[Layout entries based on images]
-*-*-

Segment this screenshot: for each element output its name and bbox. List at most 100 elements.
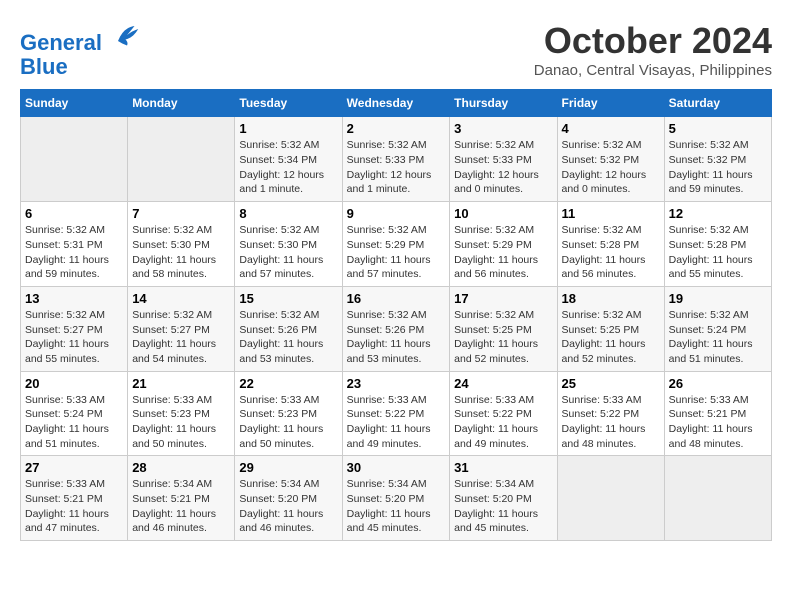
weekday-header-row: SundayMondayTuesdayWednesdayThursdayFrid… [21, 90, 772, 117]
calendar-cell: 15 Sunrise: 5:32 AM Sunset: 5:26 PM Dayli… [235, 286, 342, 371]
day-info: Sunrise: 5:32 AM Sunset: 5:31 PM Dayligh… [25, 223, 123, 282]
day-info: Sunrise: 5:32 AM Sunset: 5:29 PM Dayligh… [454, 223, 552, 282]
calendar-cell: 6 Sunrise: 5:32 AM Sunset: 5:31 PM Daylig… [21, 202, 128, 287]
day-number: 8 [239, 206, 337, 221]
day-number: 6 [25, 206, 123, 221]
day-number: 2 [347, 121, 446, 136]
day-number: 22 [239, 376, 337, 391]
day-info: Sunrise: 5:34 AM Sunset: 5:20 PM Dayligh… [454, 477, 552, 536]
day-number: 25 [562, 376, 660, 391]
calendar-cell [21, 117, 128, 202]
day-number: 1 [239, 121, 337, 136]
day-number: 4 [562, 121, 660, 136]
day-info: Sunrise: 5:33 AM Sunset: 5:22 PM Dayligh… [562, 393, 660, 452]
logo-blue: Blue [20, 55, 142, 79]
day-number: 9 [347, 206, 446, 221]
calendar-cell: 29 Sunrise: 5:34 AM Sunset: 5:20 PM Dayli… [235, 456, 342, 541]
day-number: 26 [669, 376, 767, 391]
weekday-header: Tuesday [235, 90, 342, 117]
page-header: General Blue October 2024 Danao, Central… [20, 20, 772, 79]
day-number: 23 [347, 376, 446, 391]
calendar-cell: 4 Sunrise: 5:32 AM Sunset: 5:32 PM Daylig… [557, 117, 664, 202]
day-info: Sunrise: 5:32 AM Sunset: 5:28 PM Dayligh… [562, 223, 660, 282]
day-number: 27 [25, 460, 123, 475]
calendar-cell: 20Sunrise: 5:33 AM Sunset: 5:24 PM Dayli… [21, 371, 128, 456]
day-info: Sunrise: 5:32 AM Sunset: 5:33 PM Dayligh… [347, 138, 446, 197]
day-info: Sunrise: 5:32 AM Sunset: 5:29 PM Dayligh… [347, 223, 446, 282]
calendar-cell: 10 Sunrise: 5:32 AM Sunset: 5:29 PM Dayli… [450, 202, 557, 287]
calendar-cell: 13 Sunrise: 5:32 AM Sunset: 5:27 PM Dayli… [21, 286, 128, 371]
day-number: 15 [239, 291, 337, 306]
day-number: 5 [669, 121, 767, 136]
calendar-cell: 17Sunrise: 5:32 AM Sunset: 5:25 PM Dayli… [450, 286, 557, 371]
day-number: 13 [25, 291, 123, 306]
calendar-cell: 1Sunrise: 5:32 AM Sunset: 5:34 PM Daylig… [235, 117, 342, 202]
calendar-cell: 30Sunrise: 5:34 AM Sunset: 5:20 PM Dayli… [342, 456, 450, 541]
day-info: Sunrise: 5:33 AM Sunset: 5:22 PM Dayligh… [347, 393, 446, 452]
day-info: Sunrise: 5:32 AM Sunset: 5:30 PM Dayligh… [132, 223, 230, 282]
calendar-cell: 25 Sunrise: 5:33 AM Sunset: 5:22 PM Dayli… [557, 371, 664, 456]
calendar-cell: 12 Sunrise: 5:32 AM Sunset: 5:28 PM Dayli… [664, 202, 771, 287]
day-info: Sunrise: 5:34 AM Sunset: 5:21 PM Dayligh… [132, 477, 230, 536]
day-info: Sunrise: 5:33 AM Sunset: 5:21 PM Dayligh… [669, 393, 767, 452]
weekday-header: Thursday [450, 90, 557, 117]
calendar-cell: 21Sunrise: 5:33 AM Sunset: 5:23 PM Dayli… [128, 371, 235, 456]
day-number: 12 [669, 206, 767, 221]
calendar-table: SundayMondayTuesdayWednesdayThursdayFrid… [20, 89, 772, 541]
day-info: Sunrise: 5:32 AM Sunset: 5:28 PM Dayligh… [669, 223, 767, 282]
calendar-cell: 9 Sunrise: 5:32 AM Sunset: 5:29 PM Daylig… [342, 202, 450, 287]
day-number: 28 [132, 460, 230, 475]
day-info: Sunrise: 5:32 AM Sunset: 5:32 PM Dayligh… [669, 138, 767, 197]
day-number: 3 [454, 121, 552, 136]
day-info: Sunrise: 5:32 AM Sunset: 5:26 PM Dayligh… [239, 308, 337, 367]
day-number: 30 [347, 460, 446, 475]
month-title: October 2024 [534, 20, 772, 62]
day-info: Sunrise: 5:34 AM Sunset: 5:20 PM Dayligh… [239, 477, 337, 536]
calendar-cell: 18 Sunrise: 5:32 AM Sunset: 5:25 PM Dayli… [557, 286, 664, 371]
day-info: Sunrise: 5:32 AM Sunset: 5:27 PM Dayligh… [25, 308, 123, 367]
weekday-header: Friday [557, 90, 664, 117]
calendar-cell: 3 Sunrise: 5:32 AM Sunset: 5:33 PM Daylig… [450, 117, 557, 202]
day-number: 18 [562, 291, 660, 306]
day-info: Sunrise: 5:32 AM Sunset: 5:26 PM Dayligh… [347, 308, 446, 367]
calendar-cell: 23 Sunrise: 5:33 AM Sunset: 5:22 PM Dayli… [342, 371, 450, 456]
day-number: 24 [454, 376, 552, 391]
weekday-header: Monday [128, 90, 235, 117]
calendar-cell: 19 Sunrise: 5:32 AM Sunset: 5:24 PM Dayli… [664, 286, 771, 371]
day-info: Sunrise: 5:32 AM Sunset: 5:25 PM Dayligh… [454, 308, 552, 367]
calendar-cell: 24 Sunrise: 5:33 AM Sunset: 5:22 PM Dayli… [450, 371, 557, 456]
day-number: 19 [669, 291, 767, 306]
calendar-cell: 16 Sunrise: 5:32 AM Sunset: 5:26 PM Dayli… [342, 286, 450, 371]
calendar-week-row: 1Sunrise: 5:32 AM Sunset: 5:34 PM Daylig… [21, 117, 772, 202]
day-info: Sunrise: 5:32 AM Sunset: 5:32 PM Dayligh… [562, 138, 660, 197]
location-title: Danao, Central Visayas, Philippines [534, 62, 772, 79]
calendar-week-row: 6 Sunrise: 5:32 AM Sunset: 5:31 PM Daylig… [21, 202, 772, 287]
day-info: Sunrise: 5:32 AM Sunset: 5:25 PM Dayligh… [562, 308, 660, 367]
calendar-cell: 8 Sunrise: 5:32 AM Sunset: 5:30 PM Daylig… [235, 202, 342, 287]
calendar-cell [128, 117, 235, 202]
calendar-cell: 2 Sunrise: 5:32 AM Sunset: 5:33 PM Daylig… [342, 117, 450, 202]
logo-general: General [20, 30, 102, 55]
day-number: 14 [132, 291, 230, 306]
day-number: 16 [347, 291, 446, 306]
calendar-cell [664, 456, 771, 541]
calendar-cell: 5 Sunrise: 5:32 AM Sunset: 5:32 PM Daylig… [664, 117, 771, 202]
day-number: 10 [454, 206, 552, 221]
day-info: Sunrise: 5:33 AM Sunset: 5:22 PM Dayligh… [454, 393, 552, 452]
day-info: Sunrise: 5:32 AM Sunset: 5:30 PM Dayligh… [239, 223, 337, 282]
day-number: 11 [562, 206, 660, 221]
calendar-cell: 14Sunrise: 5:32 AM Sunset: 5:27 PM Dayli… [128, 286, 235, 371]
day-info: Sunrise: 5:32 AM Sunset: 5:33 PM Dayligh… [454, 138, 552, 197]
logo-text: General [20, 20, 142, 55]
day-info: Sunrise: 5:32 AM Sunset: 5:24 PM Dayligh… [669, 308, 767, 367]
day-number: 29 [239, 460, 337, 475]
day-number: 31 [454, 460, 552, 475]
calendar-week-row: 27 Sunrise: 5:33 AM Sunset: 5:21 PM Dayli… [21, 456, 772, 541]
day-number: 20 [25, 376, 123, 391]
calendar-week-row: 13 Sunrise: 5:32 AM Sunset: 5:27 PM Dayli… [21, 286, 772, 371]
calendar-cell: 31 Sunrise: 5:34 AM Sunset: 5:20 PM Dayli… [450, 456, 557, 541]
calendar-cell: 11 Sunrise: 5:32 AM Sunset: 5:28 PM Dayli… [557, 202, 664, 287]
day-info: Sunrise: 5:33 AM Sunset: 5:23 PM Dayligh… [239, 393, 337, 452]
weekday-header: Wednesday [342, 90, 450, 117]
day-info: Sunrise: 5:33 AM Sunset: 5:21 PM Dayligh… [25, 477, 123, 536]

-*-*-

# Goal of the exercise
Copy the material above word for word, starting with the line that contains "90, 772, 117]" and stopping after the line that contains "calendar-cell: 12 Sunrise: 5:32".

# Solution to this problem
weekday-header-row: SundayMondayTuesdayWednesdayThursdayFrid… [21, 90, 772, 117]
calendar-cell: 15 Sunrise: 5:32 AM Sunset: 5:26 PM Dayli… [235, 286, 342, 371]
day-info: Sunrise: 5:32 AM Sunset: 5:31 PM Dayligh… [25, 223, 123, 282]
day-info: Sunrise: 5:32 AM Sunset: 5:29 PM Dayligh… [454, 223, 552, 282]
calendar-cell: 6 Sunrise: 5:32 AM Sunset: 5:31 PM Daylig… [21, 202, 128, 287]
day-number: 8 [239, 206, 337, 221]
day-number: 6 [25, 206, 123, 221]
day-number: 2 [347, 121, 446, 136]
day-number: 22 [239, 376, 337, 391]
day-info: Sunrise: 5:34 AM Sunset: 5:20 PM Dayligh… [454, 477, 552, 536]
day-number: 25 [562, 376, 660, 391]
calendar-cell [21, 117, 128, 202]
day-number: 1 [239, 121, 337, 136]
day-number: 4 [562, 121, 660, 136]
day-info: Sunrise: 5:33 AM Sunset: 5:22 PM Dayligh… [562, 393, 660, 452]
logo-blue: Blue [20, 55, 142, 79]
day-number: 9 [347, 206, 446, 221]
calendar-cell: 29 Sunrise: 5:34 AM Sunset: 5:20 PM Dayli… [235, 456, 342, 541]
day-number: 26 [669, 376, 767, 391]
weekday-header: Tuesday [235, 90, 342, 117]
page-header: General Blue October 2024 Danao, Central… [20, 20, 772, 79]
day-number: 23 [347, 376, 446, 391]
calendar-cell: 4 Sunrise: 5:32 AM Sunset: 5:32 PM Daylig… [557, 117, 664, 202]
day-info: Sunrise: 5:32 AM Sunset: 5:28 PM Dayligh… [562, 223, 660, 282]
day-number: 27 [25, 460, 123, 475]
calendar-cell: 20Sunrise: 5:33 AM Sunset: 5:24 PM Dayli… [21, 371, 128, 456]
day-info: Sunrise: 5:32 AM Sunset: 5:33 PM Dayligh… [347, 138, 446, 197]
day-info: Sunrise: 5:32 AM Sunset: 5:29 PM Dayligh… [347, 223, 446, 282]
calendar-cell: 10 Sunrise: 5:32 AM Sunset: 5:29 PM Dayli… [450, 202, 557, 287]
calendar-cell: 13 Sunrise: 5:32 AM Sunset: 5:27 PM Dayli… [21, 286, 128, 371]
day-number: 15 [239, 291, 337, 306]
day-number: 5 [669, 121, 767, 136]
calendar-cell: 17Sunrise: 5:32 AM Sunset: 5:25 PM Dayli… [450, 286, 557, 371]
day-number: 13 [25, 291, 123, 306]
calendar-cell: 1Sunrise: 5:32 AM Sunset: 5:34 PM Daylig… [235, 117, 342, 202]
calendar-cell: 30Sunrise: 5:34 AM Sunset: 5:20 PM Dayli… [342, 456, 450, 541]
day-info: Sunrise: 5:33 AM Sunset: 5:22 PM Dayligh… [347, 393, 446, 452]
day-info: Sunrise: 5:32 AM Sunset: 5:30 PM Dayligh… [132, 223, 230, 282]
calendar-cell: 25 Sunrise: 5:33 AM Sunset: 5:22 PM Dayli… [557, 371, 664, 456]
calendar-cell: 12 Sunrise: 5:32 AM Sunset: 5:28 PM Dayli… [664, 202, 771, 287]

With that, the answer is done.